__GIVEN PROBLEM__
Gather all lines with the word "JSON" in them.

__RAW RECORDS__
════════════════════
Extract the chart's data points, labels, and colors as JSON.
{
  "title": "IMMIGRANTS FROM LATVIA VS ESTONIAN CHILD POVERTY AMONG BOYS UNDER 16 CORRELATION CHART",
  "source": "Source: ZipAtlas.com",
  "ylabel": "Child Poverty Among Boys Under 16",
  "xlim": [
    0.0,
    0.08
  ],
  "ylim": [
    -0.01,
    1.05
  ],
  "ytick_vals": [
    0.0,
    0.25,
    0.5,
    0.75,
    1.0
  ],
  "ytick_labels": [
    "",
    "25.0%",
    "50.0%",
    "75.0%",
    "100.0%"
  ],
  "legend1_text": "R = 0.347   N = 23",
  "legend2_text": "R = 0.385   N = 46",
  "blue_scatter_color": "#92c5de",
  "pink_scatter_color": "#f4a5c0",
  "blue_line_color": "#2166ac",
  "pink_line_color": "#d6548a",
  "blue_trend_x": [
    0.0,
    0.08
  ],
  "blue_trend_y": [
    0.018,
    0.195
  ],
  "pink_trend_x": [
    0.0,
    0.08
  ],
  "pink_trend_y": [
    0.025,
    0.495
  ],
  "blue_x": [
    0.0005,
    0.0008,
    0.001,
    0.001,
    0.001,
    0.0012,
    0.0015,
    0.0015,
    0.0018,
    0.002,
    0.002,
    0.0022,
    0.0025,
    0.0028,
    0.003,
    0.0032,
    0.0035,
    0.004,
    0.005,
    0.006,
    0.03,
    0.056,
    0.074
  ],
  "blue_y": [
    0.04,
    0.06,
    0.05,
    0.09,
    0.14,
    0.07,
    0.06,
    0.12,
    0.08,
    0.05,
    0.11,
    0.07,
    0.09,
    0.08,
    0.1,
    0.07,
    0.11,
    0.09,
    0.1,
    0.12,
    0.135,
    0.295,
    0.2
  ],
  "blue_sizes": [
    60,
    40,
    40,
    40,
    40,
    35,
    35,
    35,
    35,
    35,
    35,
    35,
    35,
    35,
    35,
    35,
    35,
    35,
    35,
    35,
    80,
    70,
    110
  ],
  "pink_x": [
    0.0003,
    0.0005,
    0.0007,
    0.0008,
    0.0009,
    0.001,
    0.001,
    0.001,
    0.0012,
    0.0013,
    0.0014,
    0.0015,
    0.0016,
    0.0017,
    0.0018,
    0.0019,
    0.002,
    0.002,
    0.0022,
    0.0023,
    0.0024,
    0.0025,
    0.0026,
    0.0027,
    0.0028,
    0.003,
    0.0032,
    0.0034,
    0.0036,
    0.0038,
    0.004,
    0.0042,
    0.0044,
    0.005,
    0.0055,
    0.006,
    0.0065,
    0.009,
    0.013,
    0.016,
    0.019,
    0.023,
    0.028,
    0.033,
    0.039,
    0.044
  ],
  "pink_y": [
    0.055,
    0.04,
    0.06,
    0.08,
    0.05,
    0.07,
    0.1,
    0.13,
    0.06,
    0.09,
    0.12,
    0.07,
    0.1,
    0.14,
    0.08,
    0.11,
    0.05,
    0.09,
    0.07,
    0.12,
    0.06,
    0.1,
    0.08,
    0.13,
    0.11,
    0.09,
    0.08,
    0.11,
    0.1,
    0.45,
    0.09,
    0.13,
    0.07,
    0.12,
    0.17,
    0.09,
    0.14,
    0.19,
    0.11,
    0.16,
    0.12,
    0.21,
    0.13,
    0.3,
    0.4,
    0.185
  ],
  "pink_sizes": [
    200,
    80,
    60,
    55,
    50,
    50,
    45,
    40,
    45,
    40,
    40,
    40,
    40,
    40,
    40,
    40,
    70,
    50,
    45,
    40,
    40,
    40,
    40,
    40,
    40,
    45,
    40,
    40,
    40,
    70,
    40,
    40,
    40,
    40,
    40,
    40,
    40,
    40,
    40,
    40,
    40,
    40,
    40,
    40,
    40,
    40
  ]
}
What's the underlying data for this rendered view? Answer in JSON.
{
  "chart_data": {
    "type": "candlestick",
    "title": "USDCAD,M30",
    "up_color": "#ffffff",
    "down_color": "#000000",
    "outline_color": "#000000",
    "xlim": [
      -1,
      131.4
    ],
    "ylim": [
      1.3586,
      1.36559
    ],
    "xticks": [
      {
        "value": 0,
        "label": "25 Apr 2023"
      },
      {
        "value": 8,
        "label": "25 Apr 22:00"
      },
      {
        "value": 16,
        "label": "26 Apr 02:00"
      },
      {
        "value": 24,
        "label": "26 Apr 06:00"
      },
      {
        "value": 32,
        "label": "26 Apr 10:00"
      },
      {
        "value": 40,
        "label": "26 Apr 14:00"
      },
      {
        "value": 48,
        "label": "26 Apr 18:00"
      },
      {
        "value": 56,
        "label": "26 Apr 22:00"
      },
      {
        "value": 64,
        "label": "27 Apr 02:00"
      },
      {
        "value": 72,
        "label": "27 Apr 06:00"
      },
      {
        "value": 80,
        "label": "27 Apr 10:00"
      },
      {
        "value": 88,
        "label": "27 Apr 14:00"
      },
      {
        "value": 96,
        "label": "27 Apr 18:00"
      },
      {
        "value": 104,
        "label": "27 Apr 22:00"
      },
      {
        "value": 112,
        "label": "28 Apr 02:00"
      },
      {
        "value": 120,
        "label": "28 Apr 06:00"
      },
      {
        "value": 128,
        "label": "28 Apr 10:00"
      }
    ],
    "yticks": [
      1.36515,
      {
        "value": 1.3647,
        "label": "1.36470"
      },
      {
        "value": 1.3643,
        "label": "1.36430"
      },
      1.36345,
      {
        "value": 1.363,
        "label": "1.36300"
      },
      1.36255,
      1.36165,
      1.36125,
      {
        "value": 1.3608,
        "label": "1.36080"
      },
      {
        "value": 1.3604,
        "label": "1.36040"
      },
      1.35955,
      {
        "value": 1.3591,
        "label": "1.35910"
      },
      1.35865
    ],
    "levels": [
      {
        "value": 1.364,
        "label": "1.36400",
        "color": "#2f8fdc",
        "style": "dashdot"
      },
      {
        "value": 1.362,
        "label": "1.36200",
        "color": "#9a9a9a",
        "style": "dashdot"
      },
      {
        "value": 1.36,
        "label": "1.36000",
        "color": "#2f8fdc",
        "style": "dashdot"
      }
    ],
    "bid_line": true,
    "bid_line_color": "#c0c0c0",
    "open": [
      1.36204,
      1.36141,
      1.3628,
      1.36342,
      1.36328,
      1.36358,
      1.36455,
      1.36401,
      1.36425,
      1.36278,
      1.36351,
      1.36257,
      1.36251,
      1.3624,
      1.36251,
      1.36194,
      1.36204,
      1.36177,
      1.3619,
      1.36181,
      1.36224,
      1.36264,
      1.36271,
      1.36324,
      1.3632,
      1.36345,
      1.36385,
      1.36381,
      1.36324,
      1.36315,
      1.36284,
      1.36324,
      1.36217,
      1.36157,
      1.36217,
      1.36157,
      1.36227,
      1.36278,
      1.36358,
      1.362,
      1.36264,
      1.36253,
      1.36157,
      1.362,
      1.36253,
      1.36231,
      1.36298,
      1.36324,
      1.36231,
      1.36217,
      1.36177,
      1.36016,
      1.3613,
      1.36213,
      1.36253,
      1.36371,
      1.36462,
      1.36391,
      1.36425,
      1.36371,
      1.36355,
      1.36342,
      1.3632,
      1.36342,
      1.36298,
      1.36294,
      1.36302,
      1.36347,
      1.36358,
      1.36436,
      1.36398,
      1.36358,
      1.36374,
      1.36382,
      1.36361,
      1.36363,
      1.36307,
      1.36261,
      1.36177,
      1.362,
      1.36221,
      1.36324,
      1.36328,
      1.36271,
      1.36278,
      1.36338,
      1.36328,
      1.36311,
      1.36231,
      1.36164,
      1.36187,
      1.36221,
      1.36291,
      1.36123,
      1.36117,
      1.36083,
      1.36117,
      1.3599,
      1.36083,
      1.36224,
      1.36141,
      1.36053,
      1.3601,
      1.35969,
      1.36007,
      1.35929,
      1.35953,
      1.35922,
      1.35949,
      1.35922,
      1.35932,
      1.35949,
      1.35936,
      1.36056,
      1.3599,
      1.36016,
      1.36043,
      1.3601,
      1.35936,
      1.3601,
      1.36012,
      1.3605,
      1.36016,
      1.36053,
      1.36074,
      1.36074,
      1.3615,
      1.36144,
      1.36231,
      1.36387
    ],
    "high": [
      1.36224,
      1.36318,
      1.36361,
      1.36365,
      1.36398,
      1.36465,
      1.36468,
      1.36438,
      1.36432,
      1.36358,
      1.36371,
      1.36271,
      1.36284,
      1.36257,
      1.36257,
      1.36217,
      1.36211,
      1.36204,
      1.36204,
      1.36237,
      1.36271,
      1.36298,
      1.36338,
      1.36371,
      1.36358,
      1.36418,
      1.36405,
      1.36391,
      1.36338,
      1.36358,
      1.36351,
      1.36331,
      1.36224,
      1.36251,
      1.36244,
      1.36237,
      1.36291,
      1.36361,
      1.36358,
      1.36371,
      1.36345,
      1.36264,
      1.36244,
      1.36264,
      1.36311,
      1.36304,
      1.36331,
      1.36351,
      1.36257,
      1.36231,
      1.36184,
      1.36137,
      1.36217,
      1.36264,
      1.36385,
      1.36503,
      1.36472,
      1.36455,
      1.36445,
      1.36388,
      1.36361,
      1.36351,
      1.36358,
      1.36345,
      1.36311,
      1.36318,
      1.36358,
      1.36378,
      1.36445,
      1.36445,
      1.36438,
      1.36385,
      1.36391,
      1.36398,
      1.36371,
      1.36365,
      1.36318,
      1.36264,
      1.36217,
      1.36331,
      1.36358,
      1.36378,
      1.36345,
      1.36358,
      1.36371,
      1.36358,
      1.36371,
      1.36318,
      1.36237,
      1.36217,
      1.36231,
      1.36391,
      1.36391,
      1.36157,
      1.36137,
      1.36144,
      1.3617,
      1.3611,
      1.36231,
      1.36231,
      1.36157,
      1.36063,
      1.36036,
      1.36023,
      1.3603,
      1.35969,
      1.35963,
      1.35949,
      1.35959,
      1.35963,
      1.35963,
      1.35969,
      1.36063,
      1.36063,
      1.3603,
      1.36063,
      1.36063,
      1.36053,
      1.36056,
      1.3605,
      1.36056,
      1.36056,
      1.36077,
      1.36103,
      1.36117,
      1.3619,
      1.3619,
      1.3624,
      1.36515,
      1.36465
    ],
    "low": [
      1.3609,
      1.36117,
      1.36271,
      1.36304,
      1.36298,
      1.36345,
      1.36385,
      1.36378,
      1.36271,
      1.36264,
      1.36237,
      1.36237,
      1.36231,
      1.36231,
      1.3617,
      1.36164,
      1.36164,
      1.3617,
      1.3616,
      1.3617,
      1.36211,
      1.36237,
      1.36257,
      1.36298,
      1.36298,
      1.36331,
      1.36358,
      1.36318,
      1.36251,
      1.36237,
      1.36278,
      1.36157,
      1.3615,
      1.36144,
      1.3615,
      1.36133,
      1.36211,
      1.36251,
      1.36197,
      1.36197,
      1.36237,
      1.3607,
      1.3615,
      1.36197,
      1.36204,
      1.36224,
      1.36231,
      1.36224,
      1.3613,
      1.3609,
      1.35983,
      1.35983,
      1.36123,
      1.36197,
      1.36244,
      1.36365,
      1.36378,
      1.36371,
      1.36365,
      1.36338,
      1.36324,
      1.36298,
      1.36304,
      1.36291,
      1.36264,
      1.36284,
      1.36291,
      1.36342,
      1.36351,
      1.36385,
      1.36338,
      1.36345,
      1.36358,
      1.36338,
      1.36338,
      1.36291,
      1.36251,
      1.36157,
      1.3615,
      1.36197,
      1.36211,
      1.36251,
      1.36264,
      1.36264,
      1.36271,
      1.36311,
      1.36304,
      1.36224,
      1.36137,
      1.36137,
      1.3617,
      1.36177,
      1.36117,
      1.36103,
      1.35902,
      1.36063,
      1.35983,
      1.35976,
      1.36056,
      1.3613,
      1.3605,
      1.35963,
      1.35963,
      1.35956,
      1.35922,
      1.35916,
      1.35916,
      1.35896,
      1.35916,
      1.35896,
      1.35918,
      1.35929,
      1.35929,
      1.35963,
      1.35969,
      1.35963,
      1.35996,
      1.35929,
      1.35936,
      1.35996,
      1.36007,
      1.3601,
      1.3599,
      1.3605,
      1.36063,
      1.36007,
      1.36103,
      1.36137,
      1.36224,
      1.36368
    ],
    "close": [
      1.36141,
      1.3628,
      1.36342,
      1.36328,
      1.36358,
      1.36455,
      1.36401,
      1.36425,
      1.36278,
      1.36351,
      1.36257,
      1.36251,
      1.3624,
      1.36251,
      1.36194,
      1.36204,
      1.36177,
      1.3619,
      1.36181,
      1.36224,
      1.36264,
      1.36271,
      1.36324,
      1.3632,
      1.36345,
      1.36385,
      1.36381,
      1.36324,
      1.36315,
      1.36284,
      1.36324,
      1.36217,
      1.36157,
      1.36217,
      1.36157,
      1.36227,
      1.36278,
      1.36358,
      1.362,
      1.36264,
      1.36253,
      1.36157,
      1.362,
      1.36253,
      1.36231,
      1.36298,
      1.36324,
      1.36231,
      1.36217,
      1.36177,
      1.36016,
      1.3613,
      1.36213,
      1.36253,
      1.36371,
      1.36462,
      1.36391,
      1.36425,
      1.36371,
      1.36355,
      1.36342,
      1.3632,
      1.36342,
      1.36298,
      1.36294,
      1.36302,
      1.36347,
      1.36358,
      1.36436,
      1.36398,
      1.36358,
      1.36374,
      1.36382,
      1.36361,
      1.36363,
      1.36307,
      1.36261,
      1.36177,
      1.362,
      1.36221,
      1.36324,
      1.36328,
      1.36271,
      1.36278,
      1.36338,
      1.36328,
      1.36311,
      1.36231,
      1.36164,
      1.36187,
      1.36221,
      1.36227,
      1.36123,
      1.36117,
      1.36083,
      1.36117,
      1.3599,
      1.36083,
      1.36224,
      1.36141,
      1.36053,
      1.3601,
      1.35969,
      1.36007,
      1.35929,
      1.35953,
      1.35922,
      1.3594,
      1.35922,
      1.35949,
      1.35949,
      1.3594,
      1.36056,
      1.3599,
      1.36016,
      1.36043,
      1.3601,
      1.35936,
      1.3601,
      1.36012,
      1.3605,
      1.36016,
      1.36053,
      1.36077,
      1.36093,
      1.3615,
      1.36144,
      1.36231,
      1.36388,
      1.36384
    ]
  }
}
════════════════════
__EXERCISE RESULT__
Extract the chart's data points, labels, and colors as JSON.
What's the underlying data for this rendered view? Answer in JSON.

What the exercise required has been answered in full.